=== INPUT ===
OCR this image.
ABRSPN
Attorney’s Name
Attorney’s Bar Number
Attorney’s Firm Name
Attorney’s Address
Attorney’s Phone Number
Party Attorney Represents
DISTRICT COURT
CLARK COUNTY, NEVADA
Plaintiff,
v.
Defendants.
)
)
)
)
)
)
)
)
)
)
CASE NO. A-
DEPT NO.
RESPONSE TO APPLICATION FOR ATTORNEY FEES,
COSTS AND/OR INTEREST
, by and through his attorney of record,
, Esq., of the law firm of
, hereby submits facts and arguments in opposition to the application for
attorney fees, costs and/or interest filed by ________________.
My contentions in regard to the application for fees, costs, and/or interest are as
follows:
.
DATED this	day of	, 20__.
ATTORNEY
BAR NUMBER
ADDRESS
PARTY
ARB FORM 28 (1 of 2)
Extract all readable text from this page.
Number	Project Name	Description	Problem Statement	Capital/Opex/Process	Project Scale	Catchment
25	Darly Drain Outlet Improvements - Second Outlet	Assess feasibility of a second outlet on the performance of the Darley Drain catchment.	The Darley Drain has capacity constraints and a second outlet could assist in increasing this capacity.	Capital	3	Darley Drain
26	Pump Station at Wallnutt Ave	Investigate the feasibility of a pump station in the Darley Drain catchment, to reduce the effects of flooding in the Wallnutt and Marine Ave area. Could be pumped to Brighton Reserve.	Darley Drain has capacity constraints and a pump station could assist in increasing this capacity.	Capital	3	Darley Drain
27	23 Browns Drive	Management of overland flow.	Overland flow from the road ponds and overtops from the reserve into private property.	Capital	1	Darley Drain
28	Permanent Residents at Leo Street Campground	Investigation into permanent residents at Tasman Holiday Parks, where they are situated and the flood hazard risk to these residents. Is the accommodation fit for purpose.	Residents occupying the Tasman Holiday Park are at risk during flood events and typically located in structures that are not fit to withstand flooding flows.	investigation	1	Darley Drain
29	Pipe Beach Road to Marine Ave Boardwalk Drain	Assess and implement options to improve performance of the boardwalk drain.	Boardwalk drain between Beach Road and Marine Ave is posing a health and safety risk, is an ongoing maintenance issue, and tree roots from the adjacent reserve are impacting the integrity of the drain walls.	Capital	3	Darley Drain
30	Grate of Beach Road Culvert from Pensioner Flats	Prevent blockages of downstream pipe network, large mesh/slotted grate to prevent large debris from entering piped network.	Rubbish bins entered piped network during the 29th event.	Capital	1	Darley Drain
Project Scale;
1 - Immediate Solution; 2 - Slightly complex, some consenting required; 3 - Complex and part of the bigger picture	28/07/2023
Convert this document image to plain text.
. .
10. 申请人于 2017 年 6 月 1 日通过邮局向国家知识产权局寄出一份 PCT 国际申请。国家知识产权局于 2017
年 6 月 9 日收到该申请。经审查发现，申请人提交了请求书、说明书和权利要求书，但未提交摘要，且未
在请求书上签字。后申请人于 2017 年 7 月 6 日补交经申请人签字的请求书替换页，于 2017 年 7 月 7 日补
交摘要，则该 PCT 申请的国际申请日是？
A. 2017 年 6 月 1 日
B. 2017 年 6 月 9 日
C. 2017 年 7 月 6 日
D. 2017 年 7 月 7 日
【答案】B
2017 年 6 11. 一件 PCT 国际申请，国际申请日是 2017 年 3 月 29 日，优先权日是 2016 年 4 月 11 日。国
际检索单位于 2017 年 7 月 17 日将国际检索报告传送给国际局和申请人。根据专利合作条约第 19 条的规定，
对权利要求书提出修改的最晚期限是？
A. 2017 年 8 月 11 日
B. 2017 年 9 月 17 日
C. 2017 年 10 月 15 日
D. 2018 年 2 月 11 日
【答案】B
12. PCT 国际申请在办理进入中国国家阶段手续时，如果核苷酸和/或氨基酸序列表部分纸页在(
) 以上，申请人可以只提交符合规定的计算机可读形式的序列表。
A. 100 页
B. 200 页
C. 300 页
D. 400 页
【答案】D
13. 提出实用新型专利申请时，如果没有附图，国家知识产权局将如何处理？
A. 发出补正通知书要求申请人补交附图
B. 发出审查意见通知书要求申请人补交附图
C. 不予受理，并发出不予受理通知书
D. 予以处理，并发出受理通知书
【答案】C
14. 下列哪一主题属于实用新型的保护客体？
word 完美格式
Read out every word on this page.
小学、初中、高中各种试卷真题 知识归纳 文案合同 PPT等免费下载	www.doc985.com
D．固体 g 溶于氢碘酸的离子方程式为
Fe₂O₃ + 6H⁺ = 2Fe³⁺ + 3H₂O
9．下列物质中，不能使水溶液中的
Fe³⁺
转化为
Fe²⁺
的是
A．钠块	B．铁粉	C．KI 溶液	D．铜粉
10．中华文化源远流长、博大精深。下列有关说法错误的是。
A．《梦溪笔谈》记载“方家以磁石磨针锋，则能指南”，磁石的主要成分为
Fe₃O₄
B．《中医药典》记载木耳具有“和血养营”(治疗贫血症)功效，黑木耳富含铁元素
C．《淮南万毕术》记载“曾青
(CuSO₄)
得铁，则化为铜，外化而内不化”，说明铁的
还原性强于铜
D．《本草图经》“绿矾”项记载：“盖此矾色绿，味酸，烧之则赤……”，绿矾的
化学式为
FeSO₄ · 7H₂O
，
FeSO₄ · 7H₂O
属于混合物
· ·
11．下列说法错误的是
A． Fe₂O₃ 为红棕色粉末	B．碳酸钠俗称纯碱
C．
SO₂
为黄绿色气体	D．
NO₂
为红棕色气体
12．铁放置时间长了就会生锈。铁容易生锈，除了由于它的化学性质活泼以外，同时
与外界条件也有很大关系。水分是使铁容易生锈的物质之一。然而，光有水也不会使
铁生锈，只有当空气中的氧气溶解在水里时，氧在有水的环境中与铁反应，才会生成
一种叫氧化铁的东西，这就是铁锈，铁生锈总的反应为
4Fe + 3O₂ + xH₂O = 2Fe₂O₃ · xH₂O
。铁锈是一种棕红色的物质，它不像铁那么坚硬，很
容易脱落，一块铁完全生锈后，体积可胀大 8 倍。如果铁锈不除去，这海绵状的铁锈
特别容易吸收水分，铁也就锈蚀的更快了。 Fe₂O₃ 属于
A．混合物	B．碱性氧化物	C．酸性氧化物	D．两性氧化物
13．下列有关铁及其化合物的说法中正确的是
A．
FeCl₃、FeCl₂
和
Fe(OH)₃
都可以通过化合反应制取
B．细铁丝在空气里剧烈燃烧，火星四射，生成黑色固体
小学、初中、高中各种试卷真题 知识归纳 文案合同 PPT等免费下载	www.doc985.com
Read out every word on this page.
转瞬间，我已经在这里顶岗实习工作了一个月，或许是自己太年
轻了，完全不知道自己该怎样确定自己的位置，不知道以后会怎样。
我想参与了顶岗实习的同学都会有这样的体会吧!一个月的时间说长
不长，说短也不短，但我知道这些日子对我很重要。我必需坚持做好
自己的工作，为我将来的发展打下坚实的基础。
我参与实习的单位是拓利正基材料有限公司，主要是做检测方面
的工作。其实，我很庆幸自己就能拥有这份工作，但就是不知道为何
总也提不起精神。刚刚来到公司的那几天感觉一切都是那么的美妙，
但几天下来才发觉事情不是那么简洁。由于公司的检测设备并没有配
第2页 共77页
===
**PROMPT**
Each record above should be returned exactly as it appears.

**THE OUTPUT**
OCR this image.
ABRSPN
Attorney’s Name
Attorney’s Bar Number
Attorney’s Firm Name
Attorney’s Address
Attorney’s Phone Number
Party Attorney Represents
DISTRICT COURT
CLARK COUNTY, NEVADA
Plaintiff,
v.
Defendants.
)
)
)
)
)
)
)
)
)
)
CASE NO. A-
DEPT NO.
RESPONSE TO APPLICATION FOR ATTORNEY FEES,
COSTS AND/OR INTEREST
, by and through his attorney of record,
, Esq., of the law firm of
, hereby submits facts and arguments in opposition to the application for
attorney fees, costs and/or interest filed by ________________.
My contentions in regard to the application for fees, costs, and/or interest are as
follows:
.
DATED this	day of	, 20__.
ATTORNEY
BAR NUMBER
ADDRESS
PARTY
ARB FORM 28 (1 of 2)
Extract all readable text from this page.
Number	Project Name	Description	Problem Statement	Capital/Opex/Process	Project Scale	Catchment
25	Darly Drain Outlet Improvements - Second Outlet	Assess feasibility of a second outlet on the performance of the Darley Drain catchment.	The Darley Drain has capacity constraints and a second outlet could assist in increasing this capacity.	Capital	3	Darley Drain
26	Pump Station at Wallnutt Ave	Investigate the feasibility of a pump station in the Darley Drain catchment, to reduce the effects of flooding in the Wallnutt and Marine Ave area. Could be pumped to Brighton Reserve.	Darley Drain has capacity constraints and a pump station could assist in increasing this capacity.	Capital	3	Darley Drain
27	23 Browns Drive	Management of overland flow.	Overland flow from the road ponds and overtops from the reserve into private property.	Capital	1	Darley Drain
28	Permanent Residents at Leo Street Campground	Investigation into permanent residents at Tasman Holiday Parks, where they are situated and the flood hazard risk to these residents. Is the accommodation fit for purpose.	Residents occupying the Tasman Holiday Park are at risk during flood events and typically located in structures that are not fit to withstand flooding flows.	investigation	1	Darley Drain
29	Pipe Beach Road to Marine Ave Boardwalk Drain	Assess and implement options to improve performance of the boardwalk drain.	Boardwalk drain between Beach Road and Marine Ave is posing a health and safety risk, is an ongoing maintenance issue, and tree roots from the adjacent reserve are impacting the integrity of the drain walls.	Capital	3	Darley Drain
30	Grate of Beach Road Culvert from Pensioner Flats	Prevent blockages of downstream pipe network, large mesh/slotted grate to prevent large debris from entering piped network.	Rubbish bins entered piped network during the 29th event.	Capital	1	Darley Drain
Project Scale;
1 - Immediate Solution; 2 - Slightly complex, some consenting required; 3 - Complex and part of the bigger picture	28/07/2023
Convert this document image to plain text.
. .
10. 申请人于 2017 年 6 月 1 日通过邮局向国家知识产权局寄出一份 PCT 国际申请。国家知识产权局于 2017
年 6 月 9 日收到该申请。经审查发现，申请人提交了请求书、说明书和权利要求书，但未提交摘要，且未
在请求书上签字。后申请人于 2017 年 7 月 6 日补交经申请人签字的请求书替换页，于 2017 年 7 月 7 日补
交摘要，则该 PCT 申请的国际申请日是？
A. 2017 年 6 月 1 日
B. 2017 年 6 月 9 日
C. 2017 年 7 月 6 日
D. 2017 年 7 月 7 日
【答案】B
2017 年 6 11. 一件 PCT 国际申请，国际申请日是 2017 年 3 月 29 日，优先权日是 2016 年 4 月 11 日。国
际检索单位于 2017 年 7 月 17 日将国际检索报告传送给国际局和申请人。根据专利合作条约第 19 条的规定，
对权利要求书提出修改的最晚期限是？
A. 2017 年 8 月 11 日
B. 2017 年 9 月 17 日
C. 2017 年 10 月 15 日
D. 2018 年 2 月 11 日
【答案】B
12. PCT 国际申请在办理进入中国国家阶段手续时，如果核苷酸和/或氨基酸序列表部分纸页在(
) 以上，申请人可以只提交符合规定的计算机可读形式的序列表。
A. 100 页
B. 200 页
C. 300 页
D. 400 页
【答案】D
13. 提出实用新型专利申请时，如果没有附图，国家知识产权局将如何处理？
A. 发出补正通知书要求申请人补交附图
B. 发出审查意见通知书要求申请人补交附图
C. 不予受理，并发出不予受理通知书
D. 予以处理，并发出受理通知书
【答案】C
14. 下列哪一主题属于实用新型的保护客体？
word 完美格式
Read out every word on this page.
小学、初中、高中各种试卷真题 知识归纳 文案合同 PPT等免费下载	www.doc985.com
D．固体 g 溶于氢碘酸的离子方程式为
Fe₂O₃ + 6H⁺ = 2Fe³⁺ + 3H₂O
9．下列物质中，不能使水溶液中的
Fe³⁺
转化为
Fe²⁺
的是
A．钠块	B．铁粉	C．KI 溶液	D．铜粉
10．中华文化源远流长、博大精深。下列有关说法错误的是。
A．《梦溪笔谈》记载“方家以磁石磨针锋，则能指南”，磁石的主要成分为
Fe₃O₄
B．《中医药典》记载木耳具有“和血养营”(治疗贫血症)功效，黑木耳富含铁元素
C．《淮南万毕术》记载“曾青
(CuSO₄)
得铁，则化为铜，外化而内不化”，说明铁的
还原性强于铜
D．《本草图经》“绿矾”项记载：“盖此矾色绿，味酸，烧之则赤……”，绿矾的
化学式为
FeSO₄ · 7H₂O
，
FeSO₄ · 7H₂O
属于混合物
· ·
11．下列说法错误的是
A． Fe₂O₃ 为红棕色粉末	B．碳酸钠俗称纯碱
C．
SO₂
为黄绿色气体	D．
NO₂
为红棕色气体
12．铁放置时间长了就会生锈。铁容易生锈，除了由于它的化学性质活泼以外，同时
与外界条件也有很大关系。水分是使铁容易生锈的物质之一。然而，光有水也不会使
铁生锈，只有当空气中的氧气溶解在水里时，氧在有水的环境中与铁反应，才会生成
一种叫氧化铁的东西，这就是铁锈，铁生锈总的反应为
4Fe + 3O₂ + xH₂O = 2Fe₂O₃ · xH₂O
。铁锈是一种棕红色的物质，它不像铁那么坚硬，很
容易脱落，一块铁完全生锈后，体积可胀大 8 倍。如果铁锈不除去，这海绵状的铁锈
特别容易吸收水分，铁也就锈蚀的更快了。 Fe₂O₃ 属于
A．混合物	B．碱性氧化物	C．酸性氧化物	D．两性氧化物
13．下列有关铁及其化合物的说法中正确的是
A．
FeCl₃、FeCl₂
和
Fe(OH)₃
都可以通过化合反应制取
B．细铁丝在空气里剧烈燃烧，火星四射，生成黑色固体
小学、初中、高中各种试卷真题 知识归纳 文案合同 PPT等免费下载	www.doc985.com
Read out every word on this page.
转瞬间，我已经在这里顶岗实习工作了一个月，或许是自己太年
轻了，完全不知道自己该怎样确定自己的位置，不知道以后会怎样。
我想参与了顶岗实习的同学都会有这样的体会吧!一个月的时间说长
不长，说短也不短，但我知道这些日子对我很重要。我必需坚持做好
自己的工作，为我将来的发展打下坚实的基础。
我参与实习的单位是拓利正基材料有限公司，主要是做检测方面
的工作。其实，我很庆幸自己就能拥有这份工作，但就是不知道为何
总也提不起精神。刚刚来到公司的那几天感觉一切都是那么的美妙，
但几天下来才发觉事情不是那么简洁。由于公司的检测设备并没有配
第2页 共77页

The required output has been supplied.